What you will do:
Repeat the lines that follow, leaving nothing out.
Start
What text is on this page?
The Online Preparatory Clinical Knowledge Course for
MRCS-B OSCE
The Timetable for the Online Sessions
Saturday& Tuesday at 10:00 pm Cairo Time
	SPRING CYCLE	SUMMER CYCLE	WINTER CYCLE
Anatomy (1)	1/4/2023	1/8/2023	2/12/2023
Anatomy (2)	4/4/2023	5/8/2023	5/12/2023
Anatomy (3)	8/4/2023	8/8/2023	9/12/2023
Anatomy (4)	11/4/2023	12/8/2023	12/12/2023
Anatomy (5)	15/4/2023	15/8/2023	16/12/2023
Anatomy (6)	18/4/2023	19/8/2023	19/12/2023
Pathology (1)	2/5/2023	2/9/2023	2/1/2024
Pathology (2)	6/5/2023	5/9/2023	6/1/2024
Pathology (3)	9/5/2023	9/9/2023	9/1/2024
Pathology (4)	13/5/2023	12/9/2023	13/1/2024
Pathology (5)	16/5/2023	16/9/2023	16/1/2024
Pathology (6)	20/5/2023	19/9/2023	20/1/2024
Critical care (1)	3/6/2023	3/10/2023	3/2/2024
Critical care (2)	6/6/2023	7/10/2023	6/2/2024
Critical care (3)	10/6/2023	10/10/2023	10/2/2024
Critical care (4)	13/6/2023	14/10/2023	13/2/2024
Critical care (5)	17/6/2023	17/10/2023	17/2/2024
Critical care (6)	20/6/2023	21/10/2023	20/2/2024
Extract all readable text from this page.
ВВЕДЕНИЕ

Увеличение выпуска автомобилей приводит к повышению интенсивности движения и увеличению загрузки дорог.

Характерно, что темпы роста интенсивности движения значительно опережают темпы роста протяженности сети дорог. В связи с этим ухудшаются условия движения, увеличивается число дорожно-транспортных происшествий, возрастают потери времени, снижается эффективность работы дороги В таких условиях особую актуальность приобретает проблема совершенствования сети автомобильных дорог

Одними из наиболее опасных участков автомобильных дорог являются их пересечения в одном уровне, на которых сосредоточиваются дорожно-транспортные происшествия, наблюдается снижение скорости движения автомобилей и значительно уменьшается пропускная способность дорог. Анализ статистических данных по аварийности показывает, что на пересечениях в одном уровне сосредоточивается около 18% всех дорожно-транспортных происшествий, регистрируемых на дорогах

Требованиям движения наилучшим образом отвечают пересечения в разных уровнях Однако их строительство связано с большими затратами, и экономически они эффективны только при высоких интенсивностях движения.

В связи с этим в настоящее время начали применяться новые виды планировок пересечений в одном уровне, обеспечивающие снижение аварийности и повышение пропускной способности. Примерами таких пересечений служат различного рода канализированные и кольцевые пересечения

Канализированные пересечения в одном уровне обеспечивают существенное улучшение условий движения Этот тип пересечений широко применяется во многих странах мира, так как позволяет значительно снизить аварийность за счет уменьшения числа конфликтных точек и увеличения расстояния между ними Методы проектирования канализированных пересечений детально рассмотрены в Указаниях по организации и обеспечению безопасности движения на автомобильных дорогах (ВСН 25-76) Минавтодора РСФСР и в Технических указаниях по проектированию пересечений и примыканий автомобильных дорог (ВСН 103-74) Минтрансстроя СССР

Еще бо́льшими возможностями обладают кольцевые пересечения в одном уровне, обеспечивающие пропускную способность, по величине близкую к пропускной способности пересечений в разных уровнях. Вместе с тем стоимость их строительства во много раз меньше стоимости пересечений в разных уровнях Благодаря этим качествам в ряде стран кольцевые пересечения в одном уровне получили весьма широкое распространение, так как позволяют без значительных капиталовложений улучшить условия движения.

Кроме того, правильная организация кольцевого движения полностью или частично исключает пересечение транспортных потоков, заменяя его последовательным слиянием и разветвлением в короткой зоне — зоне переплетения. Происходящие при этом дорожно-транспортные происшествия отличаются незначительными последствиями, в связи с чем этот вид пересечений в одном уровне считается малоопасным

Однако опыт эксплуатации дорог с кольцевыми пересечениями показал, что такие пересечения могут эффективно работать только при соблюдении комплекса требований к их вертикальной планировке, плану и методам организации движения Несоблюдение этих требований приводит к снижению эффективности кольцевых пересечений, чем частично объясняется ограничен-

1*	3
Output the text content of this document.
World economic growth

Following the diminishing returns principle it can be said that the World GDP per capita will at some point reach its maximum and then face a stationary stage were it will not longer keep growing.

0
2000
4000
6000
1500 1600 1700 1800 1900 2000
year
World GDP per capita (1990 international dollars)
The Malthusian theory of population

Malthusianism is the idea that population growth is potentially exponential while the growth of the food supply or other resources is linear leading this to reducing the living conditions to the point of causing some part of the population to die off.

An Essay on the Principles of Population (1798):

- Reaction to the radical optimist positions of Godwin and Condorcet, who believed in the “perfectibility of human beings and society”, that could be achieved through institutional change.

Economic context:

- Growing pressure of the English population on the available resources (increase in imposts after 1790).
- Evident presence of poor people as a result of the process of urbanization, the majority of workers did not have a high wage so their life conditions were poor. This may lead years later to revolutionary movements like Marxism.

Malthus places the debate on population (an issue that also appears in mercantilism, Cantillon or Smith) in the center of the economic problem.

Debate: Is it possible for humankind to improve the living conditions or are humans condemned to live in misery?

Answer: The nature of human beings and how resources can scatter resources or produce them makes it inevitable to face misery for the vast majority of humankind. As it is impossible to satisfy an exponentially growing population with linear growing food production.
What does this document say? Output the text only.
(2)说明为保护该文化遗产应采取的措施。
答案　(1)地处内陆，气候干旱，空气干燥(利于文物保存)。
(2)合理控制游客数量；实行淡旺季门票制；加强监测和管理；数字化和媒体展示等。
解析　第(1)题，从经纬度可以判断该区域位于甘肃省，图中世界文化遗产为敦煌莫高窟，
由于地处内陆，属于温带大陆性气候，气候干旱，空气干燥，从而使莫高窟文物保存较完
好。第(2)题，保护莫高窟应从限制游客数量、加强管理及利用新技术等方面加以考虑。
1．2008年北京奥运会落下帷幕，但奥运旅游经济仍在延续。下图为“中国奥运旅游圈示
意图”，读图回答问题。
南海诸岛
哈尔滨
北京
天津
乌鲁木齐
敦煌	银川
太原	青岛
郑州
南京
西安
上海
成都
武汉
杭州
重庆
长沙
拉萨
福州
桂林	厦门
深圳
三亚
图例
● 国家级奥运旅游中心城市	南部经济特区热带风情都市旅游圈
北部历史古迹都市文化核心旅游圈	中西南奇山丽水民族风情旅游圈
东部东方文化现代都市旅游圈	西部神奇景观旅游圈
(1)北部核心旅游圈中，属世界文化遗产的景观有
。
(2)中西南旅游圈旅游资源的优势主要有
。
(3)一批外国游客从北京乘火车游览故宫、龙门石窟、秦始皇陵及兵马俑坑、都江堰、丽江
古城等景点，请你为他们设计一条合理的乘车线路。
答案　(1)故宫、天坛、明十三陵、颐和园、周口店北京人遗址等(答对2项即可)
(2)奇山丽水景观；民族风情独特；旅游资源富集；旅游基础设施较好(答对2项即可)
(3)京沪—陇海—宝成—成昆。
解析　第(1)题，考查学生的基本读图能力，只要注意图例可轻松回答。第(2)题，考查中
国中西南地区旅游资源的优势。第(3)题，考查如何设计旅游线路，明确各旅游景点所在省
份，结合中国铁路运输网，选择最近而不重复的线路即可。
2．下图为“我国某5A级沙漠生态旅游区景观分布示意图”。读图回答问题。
End
Solution:
What text is on this page?
The Online Preparatory Clinical Knowledge Course for
MRCS-B OSCE
The Timetable for the Online Sessions
Saturday& Tuesday at 10:00 pm Cairo Time
	SPRING CYCLE	SUMMER CYCLE	WINTER CYCLE
Anatomy (1)	1/4/2023	1/8/2023	2/12/2023
Anatomy (2)	4/4/2023	5/8/2023	5/12/2023
Anatomy (3)	8/4/2023	8/8/2023	9/12/2023
Anatomy (4)	11/4/2023	12/8/2023	12/12/2023
Anatomy (5)	15/4/2023	15/8/2023	16/12/2023
Anatomy (6)	18/4/2023	19/8/2023	19/12/2023
Pathology (1)	2/5/2023	2/9/2023	2/1/2024
Pathology (2)	6/5/2023	5/9/2023	6/1/2024
Pathology (3)	9/5/2023	9/9/2023	9/1/2024
Pathology (4)	13/5/2023	12/9/2023	13/1/2024
Pathology (5)	16/5/2023	16/9/2023	16/1/2024
Pathology (6)	20/5/2023	19/9/2023	20/1/2024
Critical care (1)	3/6/2023	3/10/2023	3/2/2024
Critical care (2)	6/6/2023	7/10/2023	6/2/2024
Critical care (3)	10/6/2023	10/10/2023	10/2/2024
Critical care (4)	13/6/2023	14/10/2023	13/2/2024
Critical care (5)	17/6/2023	17/10/2023	17/2/2024
Critical care (6)	20/6/2023	21/10/2023	20/2/2024
Extract all readable text from this page.
ВВЕДЕНИЕ

Увеличение выпуска автомобилей приводит к повышению интенсивности движения и увеличению загрузки дорог.

Характерно, что темпы роста интенсивности движения значительно опережают темпы роста протяженности сети дорог. В связи с этим ухудшаются условия движения, увеличивается число дорожно-транспортных происшествий, возрастают потери времени, снижается эффективность работы дороги В таких условиях особую актуальность приобретает проблема совершенствования сети автомобильных дорог

Одними из наиболее опасных участков автомобильных дорог являются их пересечения в одном уровне, на которых сосредоточиваются дорожно-транспортные происшествия, наблюдается снижение скорости движения автомобилей и значительно уменьшается пропускная способность дорог. Анализ статистических данных по аварийности показывает, что на пересечениях в одном уровне сосредоточивается около 18% всех дорожно-транспортных происшествий, регистрируемых на дорогах

Требованиям движения наилучшим образом отвечают пересечения в разных уровнях Однако их строительство связано с большими затратами, и экономически они эффективны только при высоких интенсивностях движения.

В связи с этим в настоящее время начали применяться новые виды планировок пересечений в одном уровне, обеспечивающие снижение аварийности и повышение пропускной способности. Примерами таких пересечений служат различного рода канализированные и кольцевые пересечения

Канализированные пересечения в одном уровне обеспечивают существенное улучшение условий движения Этот тип пересечений широко применяется во многих странах мира, так как позволяет значительно снизить аварийность за счет уменьшения числа конфликтных точек и увеличения расстояния между ними Методы проектирования канализированных пересечений детально рассмотрены в Указаниях по организации и обеспечению безопасности движения на автомобильных дорогах (ВСН 25-76) Минавтодора РСФСР и в Технических указаниях по проектированию пересечений и примыканий автомобильных дорог (ВСН 103-74) Минтрансстроя СССР

Еще бо́льшими возможностями обладают кольцевые пересечения в одном уровне, обеспечивающие пропускную способность, по величине близкую к пропускной способности пересечений в разных уровнях. Вместе с тем стоимость их строительства во много раз меньше стоимости пересечений в разных уровнях Благодаря этим качествам в ряде стран кольцевые пересечения в одном уровне получили весьма широкое распространение, так как позволяют без значительных капиталовложений улучшить условия движения.

Кроме того, правильная организация кольцевого движения полностью или частично исключает пересечение транспортных потоков, заменяя его последовательным слиянием и разветвлением в короткой зоне — зоне переплетения. Происходящие при этом дорожно-транспортные происшествия отличаются незначительными последствиями, в связи с чем этот вид пересечений в одном уровне считается малоопасным

Однако опыт эксплуатации дорог с кольцевыми пересечениями показал, что такие пересечения могут эффективно работать только при соблюдении комплекса требований к их вертикальной планировке, плану и методам организации движения Несоблюдение этих требований приводит к снижению эффективности кольцевых пересечений, чем частично объясняется ограничен-

1*	3
Output the text content of this document.
World economic growth

Following the diminishing returns principle it can be said that the World GDP per capita will at some point reach its maximum and then face a stationary stage were it will not longer keep growing.

0
2000
4000
6000
1500 1600 1700 1800 1900 2000
year
World GDP per capita (1990 international dollars)
The Malthusian theory of population

Malthusianism is the idea that population growth is potentially exponential while the growth of the food supply or other resources is linear leading this to reducing the living conditions to the point of causing some part of the population to die off.

An Essay on the Principles of Population (1798):

- Reaction to the radical optimist positions of Godwin and Condorcet, who believed in the “perfectibility of human beings and society”, that could be achieved through institutional change.

Economic context:

- Growing pressure of the English population on the available resources (increase in imposts after 1790).
- Evident presence of poor people as a result of the process of urbanization, the majority of workers did not have a high wage so their life conditions were poor. This may lead years later to revolutionary movements like Marxism.

Malthus places the debate on population (an issue that also appears in mercantilism, Cantillon or Smith) in the center of the economic problem.

Debate: Is it possible for humankind to improve the living conditions or are humans condemned to live in misery?

Answer: The nature of human beings and how resources can scatter resources or produce them makes it inevitable to face misery for the vast majority of humankind. As it is impossible to satisfy an exponentially growing population with linear growing food production.
What does this document say? Output the text only.
(2)说明为保护该文化遗产应采取的措施。
答案　(1)地处内陆，气候干旱，空气干燥(利于文物保存)。
(2)合理控制游客数量；实行淡旺季门票制；加强监测和管理；数字化和媒体展示等。
解析　第(1)题，从经纬度可以判断该区域位于甘肃省，图中世界文化遗产为敦煌莫高窟，
由于地处内陆，属于温带大陆性气候，气候干旱，空气干燥，从而使莫高窟文物保存较完
好。第(2)题，保护莫高窟应从限制游客数量、加强管理及利用新技术等方面加以考虑。
1．2008年北京奥运会落下帷幕，但奥运旅游经济仍在延续。下图为“中国奥运旅游圈示
意图”，读图回答问题。
南海诸岛
哈尔滨
北京
天津
乌鲁木齐
敦煌	银川
太原	青岛
郑州
南京
西安
上海
成都
武汉
杭州
重庆
长沙
拉萨
福州
桂林	厦门
深圳
三亚
图例
● 国家级奥运旅游中心城市	南部经济特区热带风情都市旅游圈
北部历史古迹都市文化核心旅游圈	中西南奇山丽水民族风情旅游圈
东部东方文化现代都市旅游圈	西部神奇景观旅游圈
(1)北部核心旅游圈中，属世界文化遗产的景观有
。
(2)中西南旅游圈旅游资源的优势主要有
。
(3)一批外国游客从北京乘火车游览故宫、龙门石窟、秦始皇陵及兵马俑坑、都江堰、丽江
古城等景点，请你为他们设计一条合理的乘车线路。
答案　(1)故宫、天坛、明十三陵、颐和园、周口店北京人遗址等(答对2项即可)
(2)奇山丽水景观；民族风情独特；旅游资源富集；旅游基础设施较好(答对2项即可)
(3)京沪—陇海—宝成—成昆。
解析　第(1)题，考查学生的基本读图能力，只要注意图例可轻松回答。第(2)题，考查中
国中西南地区旅游资源的优势。第(3)题，考查如何设计旅游线路，明确各旅游景点所在省
份，结合中国铁路运输网，选择最近而不重复的线路即可。
2．下图为“我国某5A级沙漠生态旅游区景观分布示意图”。读图回答问题。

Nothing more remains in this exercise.